What the exercise asks ->
For the listing below, give the number of lines in which "memperoleh" occurs. Add nothing.

----- Data listing

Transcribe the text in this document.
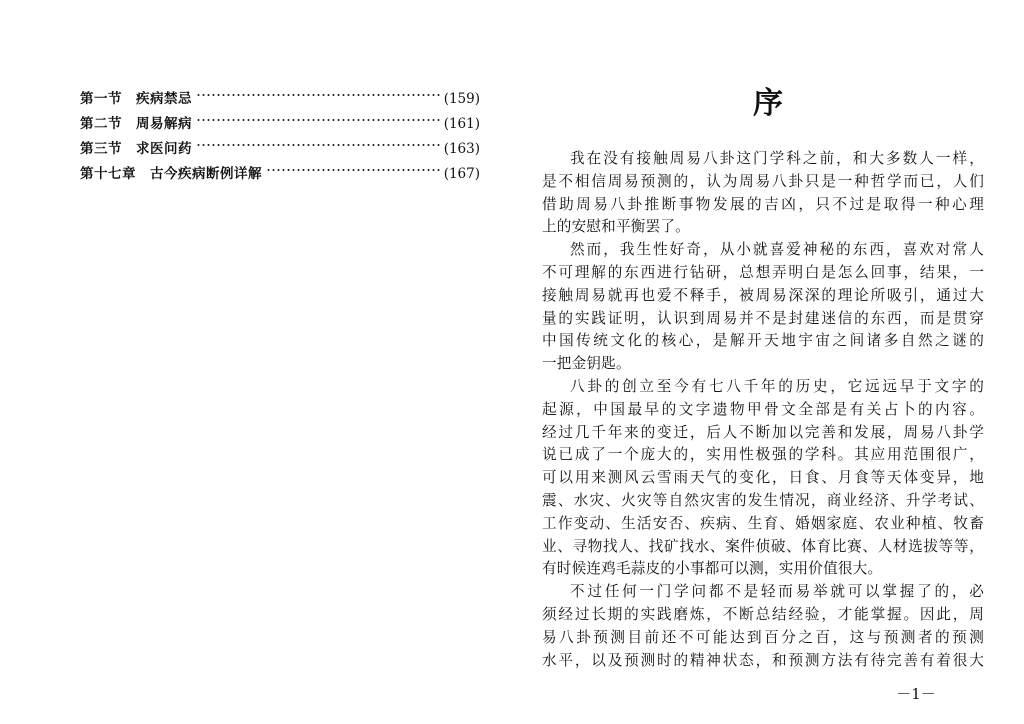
第一节　疾病禁忌	(159)
第二节　周易解病	(161)
第三节　求医问药	(163)
第十七章　古今疾病断例详解	(167)
序
我在没有接触周易八卦这门学科之前，和大多数人一样，
是不相信周易预测的，认为周易八卦只是一种哲学而已，人们
借助周易八卦推断事物发展的吉凶，只不过是取得一种心理
上的安慰和平衡罢了。
然而，我生性好奇，从小就喜爱神秘的东西，喜欢对常人
不可理解的东西进行钻研，总想弄明白是怎么回事，结果，一
接触周易就再也爱不释手，被周易深深的理论所吸引，通过大
量的实践证明，认识到周易并不是封建迷信的东西，而是贯穿
中国传统文化的核心，是解开天地宇宙之间诸多自然之谜的
一把金钥匙。
八卦的创立至今有七八千年的历史，它远远早于文字的
起源，中国最早的文字遗物甲骨文全部是有关占卜的内容。
经过几千年来的变迁，后人不断加以完善和发展，周易八卦学
说已成了一个庞大的，实用性极强的学科。其应用范围很广，
可以用来测风云雪雨天气的变化，日食、月食等天体变异，地
震、水灾、火灾等自然灾害的发生情况，商业经济、升学考试、
工作变动、生活安否、疾病、生育、婚姻家庭、农业种植、牧畜
业、寻物找人、找矿找水、案件侦破、体育比赛、人材选拔等等，
有时候连鸡毛蒜皮的小事都可以测，实用价值很大。
不过任何一门学问都不是轻而易举就可以掌握了的，必
须经过长期的实践磨炼，不断总结经验，才能掌握。因此，周
易八卦预测目前还不可能达到百分之百，这与预测者的预测
水平，以及预测时的精神状态，和预测方法有待完善有着很大
－1－
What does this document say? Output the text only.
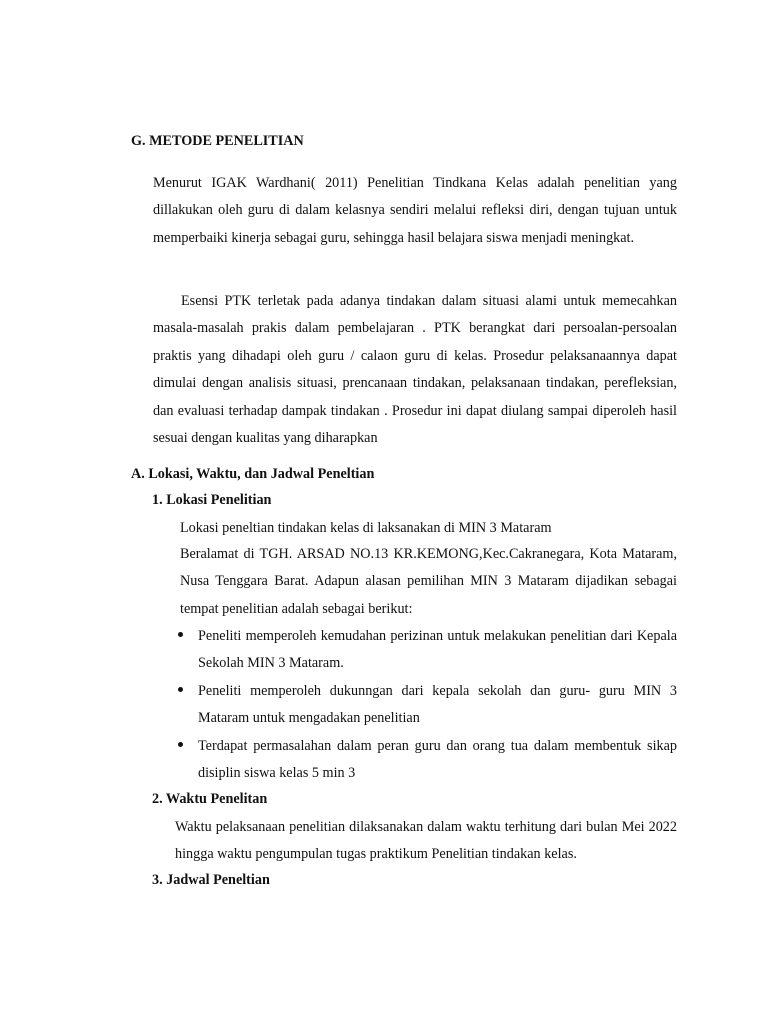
G. METODE PENELITIAN
Menurut IGAK Wardhani( 2011) Penelitian Tindkana Kelas adalah penelitian yang dillakukan oleh guru di dalam kelasnya sendiri melalui refleksi diri, dengan tujuan untuk memperbaiki kinerja sebagai guru, sehingga hasil belajara siswa menjadi meningkat.
Esensi PTK terletak pada adanya tindakan dalam situasi alami untuk memecahkan masala-masalah prakis dalam pembelajaran . PTK berangkat dari persoalan-persoalan praktis yang dihadapi oleh guru / calaon guru di kelas. Prosedur pelaksanaannya dapat dimulai dengan analisis situasi, prencanaan tindakan, pelaksanaan tindakan, perefleksian, dan evaluasi terhadap dampak tindakan . Prosedur ini dapat diulang sampai diperoleh hasil sesuai dengan kualitas yang diharapkan
A. Lokasi, Waktu, dan Jadwal Peneltian
1. Lokasi Penelitian
Lokasi peneltian tindakan kelas di laksanakan di MIN 3 Mataram
Beralamat di TGH. ARSAD NO.13 KR.KEMONG,Kec.Cakranegara, Kota Mataram, Nusa Tenggara Barat. Adapun alasan pemilihan MIN 3 Mataram dijadikan sebagai tempat penelitian adalah sebagai berikut:
Peneliti memperoleh kemudahan perizinan untuk melakukan penelitian dari Kepala Sekolah MIN 3 Mataram.
Peneliti memperoleh dukunngan dari kepala sekolah dan guru- guru MIN 3 Mataram untuk mengadakan penelitian
Terdapat permasalahan dalam peran guru dan orang tua dalam membentuk sikap disiplin siswa kelas 5 min 3
2. Waktu Penelitan
Waktu pelaksanaan penelitian dilaksanakan dalam waktu terhitung dari bulan Mei 2022 hingga waktu pengumpulan tugas praktikum Penelitian tindakan kelas.
3. Jadwal Peneltian
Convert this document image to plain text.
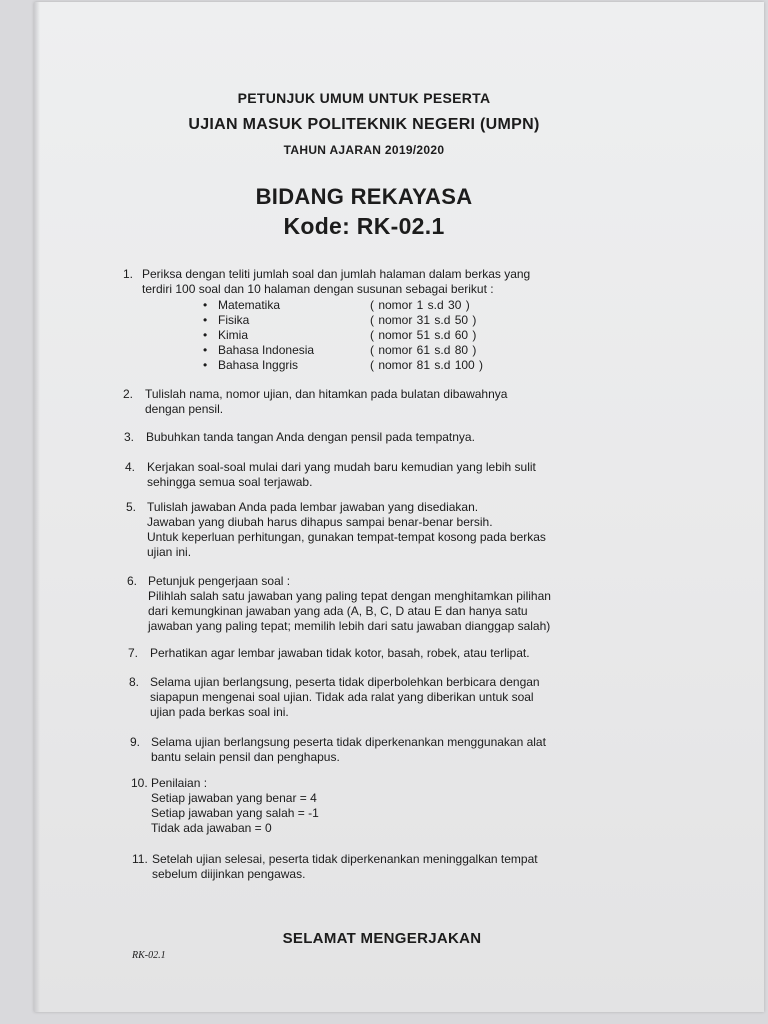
PETUNJUK UMUM UNTUK PESERTA
UJIAN MASUK POLITEKNIK NEGERI (UMPN)
TAHUN AJARAN 2019/2020
BIDANG REKAYASA
Kode: RK-02.1
1. Periksa dengan teliti jumlah soal dan jumlah halaman dalam berkas yang
terdiri 100 soal dan 10 halaman dengan susunan sebagai berikut :
• Matematika	( nomor 1 s.d 30 )
• Fisika	( nomor 31 s.d 50 )
• Kimia	( nomor 51 s.d 60 )
• Bahasa Indonesia	( nomor 61 s.d 80 )
• Bahasa Inggris	( nomor 81 s.d 100 )
2. Tulislah nama, nomor ujian, dan hitamkan pada bulatan dibawahnya
dengan pensil.
3. Bubuhkan tanda tangan Anda dengan pensil pada tempatnya.
4. Kerjakan soal-soal mulai dari yang mudah baru kemudian yang lebih sulit
sehingga semua soal terjawab.
5. Tulislah jawaban Anda pada lembar jawaban yang disediakan.
Jawaban yang diubah harus dihapus sampai benar-benar bersih.
Untuk keperluan perhitungan, gunakan tempat-tempat kosong pada berkas
ujian ini.
6. Petunjuk pengerjaan soal :
Pilihlah salah satu jawaban yang paling tepat dengan menghitamkan pilihan
dari kemungkinan jawaban yang ada (A, B, C, D atau E dan hanya satu
jawaban yang paling tepat; memilih lebih dari satu jawaban dianggap salah)
7. Perhatikan agar lembar jawaban tidak kotor, basah, robek, atau terlipat.
8. Selama ujian berlangsung, peserta tidak diperbolehkan berbicara dengan
siapapun mengenai soal ujian. Tidak ada ralat yang diberikan untuk soal
ujian pada berkas soal ini.
9. Selama ujian berlangsung peserta tidak diperkenankan menggunakan alat
bantu selain pensil dan penghapus.
10. Penilaian :
Setiap jawaban yang benar = 4
Setiap jawaban yang salah = -1
Tidak ada jawaban = 0
11. Setelah ujian selesai, peserta tidak diperkenankan meninggalkan tempat
sebelum diijinkan pengawas.
SELAMAT MENGERJAKAN
RK-02.1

----------

Answer to this task ->
2